Problem statement: Please print every record below exactly as it appears.

Input records:
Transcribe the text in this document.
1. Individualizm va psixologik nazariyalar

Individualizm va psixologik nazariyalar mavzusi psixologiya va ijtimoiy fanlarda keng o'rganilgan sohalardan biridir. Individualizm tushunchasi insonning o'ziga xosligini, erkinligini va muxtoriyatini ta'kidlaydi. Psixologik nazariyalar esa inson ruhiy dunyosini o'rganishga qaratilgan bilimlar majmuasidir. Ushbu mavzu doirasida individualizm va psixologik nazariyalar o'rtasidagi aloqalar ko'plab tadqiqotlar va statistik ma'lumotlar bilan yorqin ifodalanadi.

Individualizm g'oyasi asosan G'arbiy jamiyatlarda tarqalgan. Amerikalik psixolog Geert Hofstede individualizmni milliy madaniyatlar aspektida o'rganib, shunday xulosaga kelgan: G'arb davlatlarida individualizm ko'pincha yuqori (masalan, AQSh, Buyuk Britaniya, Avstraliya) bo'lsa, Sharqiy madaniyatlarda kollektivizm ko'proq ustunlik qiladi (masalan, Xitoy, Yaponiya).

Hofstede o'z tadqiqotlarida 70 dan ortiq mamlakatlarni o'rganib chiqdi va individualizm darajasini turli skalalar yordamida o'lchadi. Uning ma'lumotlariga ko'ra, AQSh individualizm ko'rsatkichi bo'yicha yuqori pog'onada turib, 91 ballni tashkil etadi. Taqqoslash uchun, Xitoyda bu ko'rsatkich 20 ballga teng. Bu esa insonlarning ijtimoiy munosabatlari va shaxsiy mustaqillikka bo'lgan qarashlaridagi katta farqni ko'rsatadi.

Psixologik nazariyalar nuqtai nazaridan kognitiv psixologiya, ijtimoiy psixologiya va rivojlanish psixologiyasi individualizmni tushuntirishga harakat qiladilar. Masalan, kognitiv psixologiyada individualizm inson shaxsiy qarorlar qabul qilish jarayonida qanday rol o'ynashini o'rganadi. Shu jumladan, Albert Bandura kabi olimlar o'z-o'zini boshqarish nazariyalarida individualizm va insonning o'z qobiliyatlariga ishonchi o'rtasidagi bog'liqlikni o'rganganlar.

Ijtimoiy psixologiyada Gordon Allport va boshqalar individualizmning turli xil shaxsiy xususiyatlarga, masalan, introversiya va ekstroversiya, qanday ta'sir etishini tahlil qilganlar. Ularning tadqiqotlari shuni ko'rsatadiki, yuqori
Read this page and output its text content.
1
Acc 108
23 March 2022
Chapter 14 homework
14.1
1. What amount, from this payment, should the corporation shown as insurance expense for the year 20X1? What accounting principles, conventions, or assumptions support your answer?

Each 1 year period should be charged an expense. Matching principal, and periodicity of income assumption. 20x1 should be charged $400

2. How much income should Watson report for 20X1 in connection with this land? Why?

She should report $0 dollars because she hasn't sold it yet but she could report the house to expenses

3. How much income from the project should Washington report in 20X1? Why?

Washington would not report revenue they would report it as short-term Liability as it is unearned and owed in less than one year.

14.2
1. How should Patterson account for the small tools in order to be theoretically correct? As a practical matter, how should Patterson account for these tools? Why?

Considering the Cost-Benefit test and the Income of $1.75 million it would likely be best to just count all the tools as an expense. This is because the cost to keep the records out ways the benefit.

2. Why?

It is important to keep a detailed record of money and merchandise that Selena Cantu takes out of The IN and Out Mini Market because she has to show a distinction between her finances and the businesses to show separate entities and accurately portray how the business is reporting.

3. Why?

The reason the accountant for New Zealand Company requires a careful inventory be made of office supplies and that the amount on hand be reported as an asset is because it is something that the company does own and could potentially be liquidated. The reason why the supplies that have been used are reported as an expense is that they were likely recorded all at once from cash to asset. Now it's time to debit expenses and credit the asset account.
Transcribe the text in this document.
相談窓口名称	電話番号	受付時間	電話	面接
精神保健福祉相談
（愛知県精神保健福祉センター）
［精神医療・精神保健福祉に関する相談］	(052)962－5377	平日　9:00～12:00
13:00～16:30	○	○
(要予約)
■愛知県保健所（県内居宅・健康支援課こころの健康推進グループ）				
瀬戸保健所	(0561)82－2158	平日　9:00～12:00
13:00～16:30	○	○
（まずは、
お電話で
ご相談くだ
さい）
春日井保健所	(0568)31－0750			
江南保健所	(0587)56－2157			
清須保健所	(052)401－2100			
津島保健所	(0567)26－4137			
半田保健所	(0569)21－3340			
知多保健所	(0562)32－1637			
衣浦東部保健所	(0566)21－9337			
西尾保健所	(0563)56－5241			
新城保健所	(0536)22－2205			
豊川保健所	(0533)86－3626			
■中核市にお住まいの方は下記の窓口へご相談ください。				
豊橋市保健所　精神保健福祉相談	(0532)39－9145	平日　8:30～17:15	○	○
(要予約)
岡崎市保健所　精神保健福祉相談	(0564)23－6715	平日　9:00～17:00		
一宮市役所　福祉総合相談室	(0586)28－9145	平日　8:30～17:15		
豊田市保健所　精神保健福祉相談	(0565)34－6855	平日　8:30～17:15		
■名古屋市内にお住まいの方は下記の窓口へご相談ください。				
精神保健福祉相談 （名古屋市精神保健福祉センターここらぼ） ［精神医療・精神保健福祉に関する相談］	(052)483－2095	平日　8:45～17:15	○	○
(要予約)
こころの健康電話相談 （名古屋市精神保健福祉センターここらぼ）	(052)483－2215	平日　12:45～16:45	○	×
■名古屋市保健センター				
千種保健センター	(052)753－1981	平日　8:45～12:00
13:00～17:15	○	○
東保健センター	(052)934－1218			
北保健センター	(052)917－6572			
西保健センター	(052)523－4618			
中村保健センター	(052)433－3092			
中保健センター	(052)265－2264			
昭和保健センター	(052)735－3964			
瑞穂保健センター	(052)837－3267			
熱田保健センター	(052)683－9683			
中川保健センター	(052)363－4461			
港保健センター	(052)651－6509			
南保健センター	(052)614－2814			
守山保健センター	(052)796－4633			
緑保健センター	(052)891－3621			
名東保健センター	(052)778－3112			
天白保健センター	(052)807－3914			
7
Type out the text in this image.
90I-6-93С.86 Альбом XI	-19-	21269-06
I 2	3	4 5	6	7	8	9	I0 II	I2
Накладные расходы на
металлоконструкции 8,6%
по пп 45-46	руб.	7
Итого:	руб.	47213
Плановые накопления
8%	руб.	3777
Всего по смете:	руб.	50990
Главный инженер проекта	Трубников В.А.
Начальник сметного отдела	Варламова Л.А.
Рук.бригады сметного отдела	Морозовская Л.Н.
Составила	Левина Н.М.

Response below:
Transcribe the text in this document.
1. Individualizm va psixologik nazariyalar

Individualizm va psixologik nazariyalar mavzusi psixologiya va ijtimoiy fanlarda keng o'rganilgan sohalardan biridir. Individualizm tushunchasi insonning o'ziga xosligini, erkinligini va muxtoriyatini ta'kidlaydi. Psixologik nazariyalar esa inson ruhiy dunyosini o'rganishga qaratilgan bilimlar majmuasidir. Ushbu mavzu doirasida individualizm va psixologik nazariyalar o'rtasidagi aloqalar ko'plab tadqiqotlar va statistik ma'lumotlar bilan yorqin ifodalanadi.

Individualizm g'oyasi asosan G'arbiy jamiyatlarda tarqalgan. Amerikalik psixolog Geert Hofstede individualizmni milliy madaniyatlar aspektida o'rganib, shunday xulosaga kelgan: G'arb davlatlarida individualizm ko'pincha yuqori (masalan, AQSh, Buyuk Britaniya, Avstraliya) bo'lsa, Sharqiy madaniyatlarda kollektivizm ko'proq ustunlik qiladi (masalan, Xitoy, Yaponiya).

Hofstede o'z tadqiqotlarida 70 dan ortiq mamlakatlarni o'rganib chiqdi va individualizm darajasini turli skalalar yordamida o'lchadi. Uning ma'lumotlariga ko'ra, AQSh individualizm ko'rsatkichi bo'yicha yuqori pog'onada turib, 91 ballni tashkil etadi. Taqqoslash uchun, Xitoyda bu ko'rsatkich 20 ballga teng. Bu esa insonlarning ijtimoiy munosabatlari va shaxsiy mustaqillikka bo'lgan qarashlaridagi katta farqni ko'rsatadi.

Psixologik nazariyalar nuqtai nazaridan kognitiv psixologiya, ijtimoiy psixologiya va rivojlanish psixologiyasi individualizmni tushuntirishga harakat qiladilar. Masalan, kognitiv psixologiyada individualizm inson shaxsiy qarorlar qabul qilish jarayonida qanday rol o'ynashini o'rganadi. Shu jumladan, Albert Bandura kabi olimlar o'z-o'zini boshqarish nazariyalarida individualizm va insonning o'z qobiliyatlariga ishonchi o'rtasidagi bog'liqlikni o'rganganlar.

Ijtimoiy psixologiyada Gordon Allport va boshqalar individualizmning turli xil shaxsiy xususiyatlarga, masalan, introversiya va ekstroversiya, qanday ta'sir etishini tahlil qilganlar. Ularning tadqiqotlari shuni ko'rsatadiki, yuqori
Read this page and output its text content.
1
Acc 108
23 March 2022
Chapter 14 homework
14.1
1. What amount, from this payment, should the corporation shown as insurance expense for the year 20X1? What accounting principles, conventions, or assumptions support your answer?

Each 1 year period should be charged an expense. Matching principal, and periodicity of income assumption. 20x1 should be charged $400

2. How much income should Watson report for 20X1 in connection with this land? Why?

She should report $0 dollars because she hasn't sold it yet but she could report the house to expenses

3. How much income from the project should Washington report in 20X1? Why?

Washington would not report revenue they would report it as short-term Liability as it is unearned and owed in less than one year.

14.2
1. How should Patterson account for the small tools in order to be theoretically correct? As a practical matter, how should Patterson account for these tools? Why?

Considering the Cost-Benefit test and the Income of $1.75 million it would likely be best to just count all the tools as an expense. This is because the cost to keep the records out ways the benefit.

2. Why?

It is important to keep a detailed record of money and merchandise that Selena Cantu takes out of The IN and Out Mini Market because she has to show a distinction between her finances and the businesses to show separate entities and accurately portray how the business is reporting.

3. Why?

The reason the accountant for New Zealand Company requires a careful inventory be made of office supplies and that the amount on hand be reported as an asset is because it is something that the company does own and could potentially be liquidated. The reason why the supplies that have been used are reported as an expense is that they were likely recorded all at once from cash to asset. Now it's time to debit expenses and credit the asset account.
Transcribe the text in this document.
相談窓口名称	電話番号	受付時間	電話	面接
精神保健福祉相談
（愛知県精神保健福祉センター）
［精神医療・精神保健福祉に関する相談］	(052)962－5377	平日　9:00～12:00
13:00～16:30	○	○
(要予約)
■愛知県保健所（県内居宅・健康支援課こころの健康推進グループ）				
瀬戸保健所	(0561)82－2158	平日　9:00～12:00
13:00～16:30	○	○
（まずは、
お電話で
ご相談くだ
さい）
春日井保健所	(0568)31－0750			
江南保健所	(0587)56－2157			
清須保健所	(052)401－2100			
津島保健所	(0567)26－4137			
半田保健所	(0569)21－3340			
知多保健所	(0562)32－1637			
衣浦東部保健所	(0566)21－9337			
西尾保健所	(0563)56－5241			
新城保健所	(0536)22－2205			
豊川保健所	(0533)86－3626			
■中核市にお住まいの方は下記の窓口へご相談ください。				
豊橋市保健所　精神保健福祉相談	(0532)39－9145	平日　8:30～17:15	○	○
(要予約)
岡崎市保健所　精神保健福祉相談	(0564)23－6715	平日　9:00～17:00		
一宮市役所　福祉総合相談室	(0586)28－9145	平日　8:30～17:15		
豊田市保健所　精神保健福祉相談	(0565)34－6855	平日　8:30～17:15		
■名古屋市内にお住まいの方は下記の窓口へご相談ください。				
精神保健福祉相談 （名古屋市精神保健福祉センターここらぼ） ［精神医療・精神保健福祉に関する相談］	(052)483－2095	平日　8:45～17:15	○	○
(要予約)
こころの健康電話相談 （名古屋市精神保健福祉センターここらぼ）	(052)483－2215	平日　12:45～16:45	○	×
■名古屋市保健センター				
千種保健センター	(052)753－1981	平日　8:45～12:00
13:00～17:15	○	○
東保健センター	(052)934－1218			
北保健センター	(052)917－6572			
西保健センター	(052)523－4618			
中村保健センター	(052)433－3092			
中保健センター	(052)265－2264			
昭和保健センター	(052)735－3964			
瑞穂保健センター	(052)837－3267			
熱田保健センター	(052)683－9683			
中川保健センター	(052)363－4461			
港保健センター	(052)651－6509			
南保健センター	(052)614－2814			
守山保健センター	(052)796－4633			
緑保健センター	(052)891－3621			
名東保健センター	(052)778－3112			
天白保健センター	(052)807－3914			
7
Type out the text in this image.
90I-6-93С.86 Альбом XI	-19-	21269-06
I 2	3	4 5	6	7	8	9	I0 II	I2
Накладные расходы на
металлоконструкции 8,6%
по пп 45-46	руб.	7
Итого:	руб.	47213
Плановые накопления
8%	руб.	3777
Всего по смете:	руб.	50990
Главный инженер проекта	Трубников В.А.
Начальник сметного отдела	Варламова Л.А.
Рук.бригады сметного отдела	Морозовская Л.Н.
Составила	Левина Н.М.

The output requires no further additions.